┌──

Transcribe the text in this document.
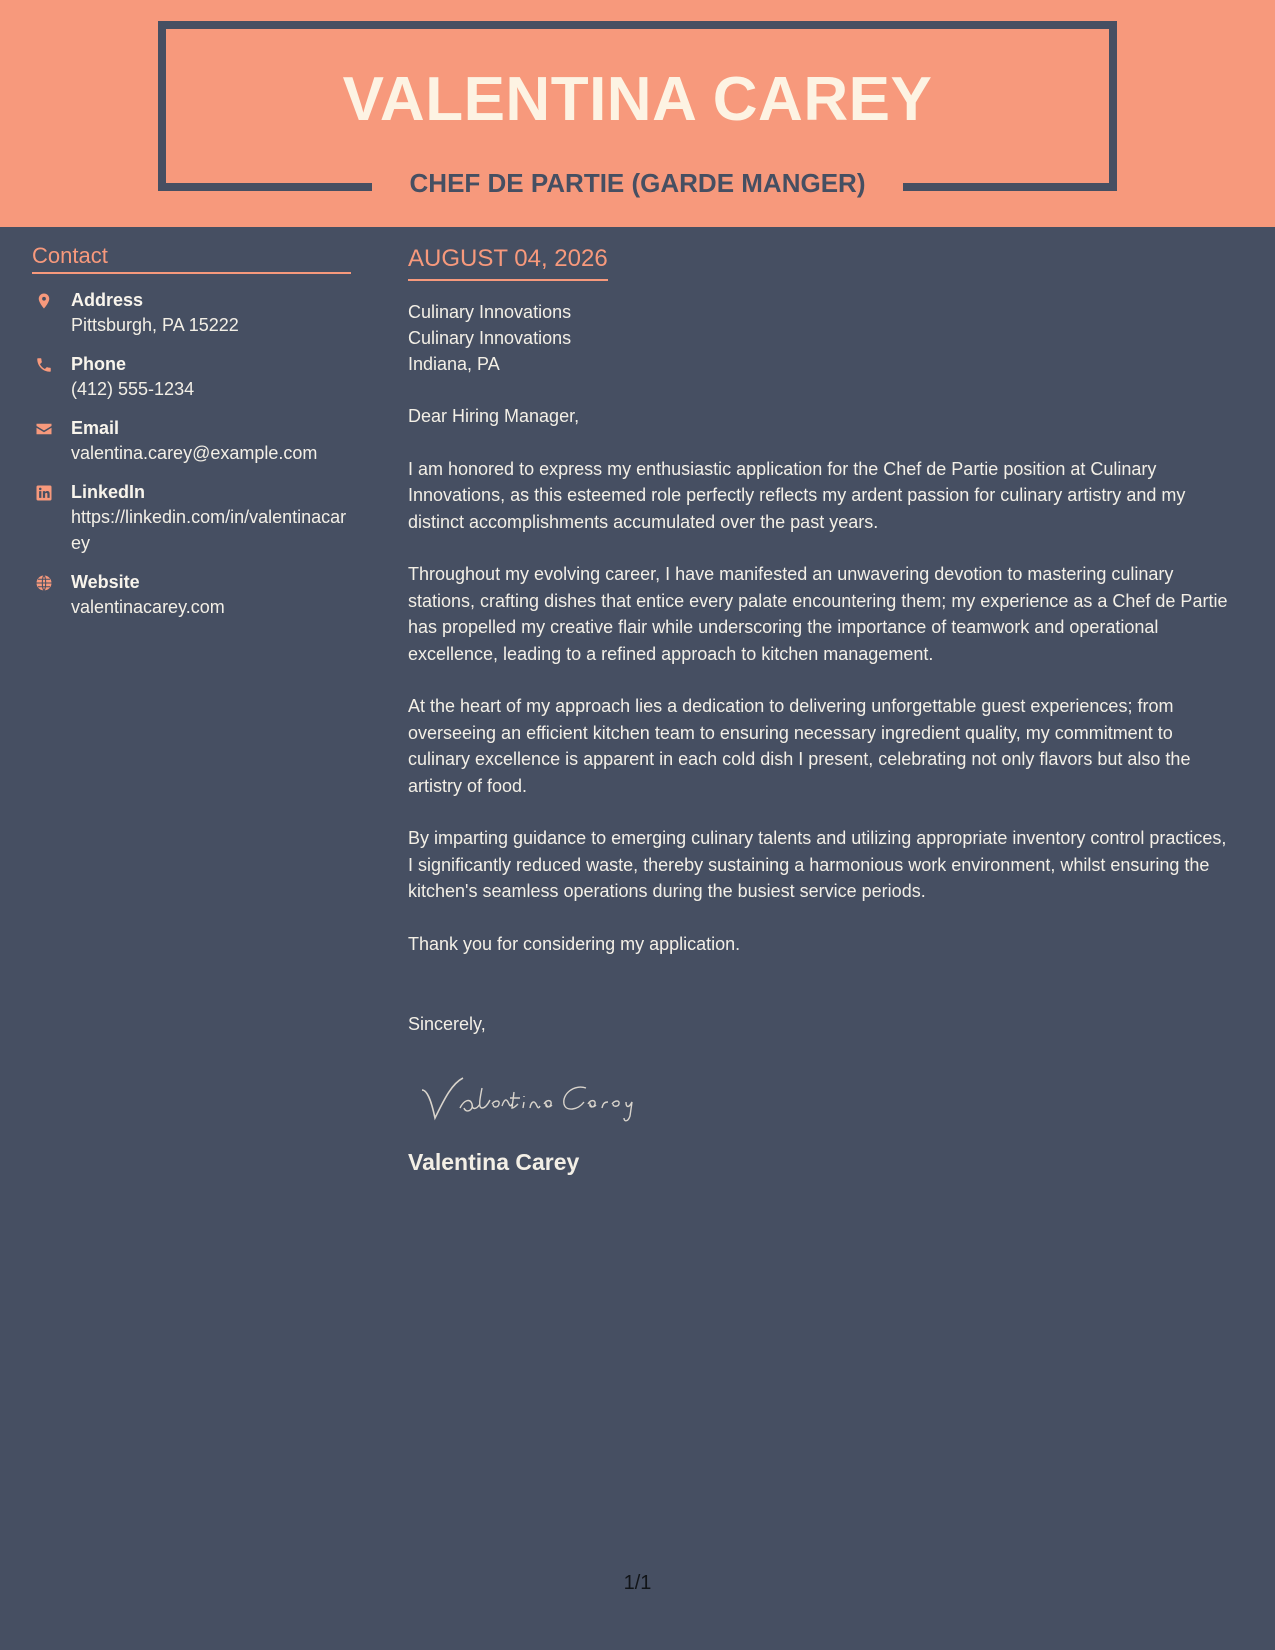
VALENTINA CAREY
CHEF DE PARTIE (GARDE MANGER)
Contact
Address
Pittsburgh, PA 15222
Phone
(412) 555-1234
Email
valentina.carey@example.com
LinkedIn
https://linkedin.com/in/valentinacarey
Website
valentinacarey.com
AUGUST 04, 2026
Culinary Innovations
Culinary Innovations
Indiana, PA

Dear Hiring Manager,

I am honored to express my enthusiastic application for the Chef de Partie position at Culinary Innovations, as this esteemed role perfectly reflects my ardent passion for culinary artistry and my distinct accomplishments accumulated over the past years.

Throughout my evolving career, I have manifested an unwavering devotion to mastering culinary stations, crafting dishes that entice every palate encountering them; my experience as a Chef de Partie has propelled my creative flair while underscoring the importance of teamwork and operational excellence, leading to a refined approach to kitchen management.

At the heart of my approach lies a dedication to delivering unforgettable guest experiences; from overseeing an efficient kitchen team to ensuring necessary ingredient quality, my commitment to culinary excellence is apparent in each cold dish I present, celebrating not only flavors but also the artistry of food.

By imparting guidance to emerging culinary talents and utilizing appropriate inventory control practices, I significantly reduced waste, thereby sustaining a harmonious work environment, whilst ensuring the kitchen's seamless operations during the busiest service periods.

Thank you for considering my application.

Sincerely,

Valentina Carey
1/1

└──

§ **Your task**
State how many lines of the listing hold the string "valentinacarey"; reply with the number and nothing else.

§ **The answer**
2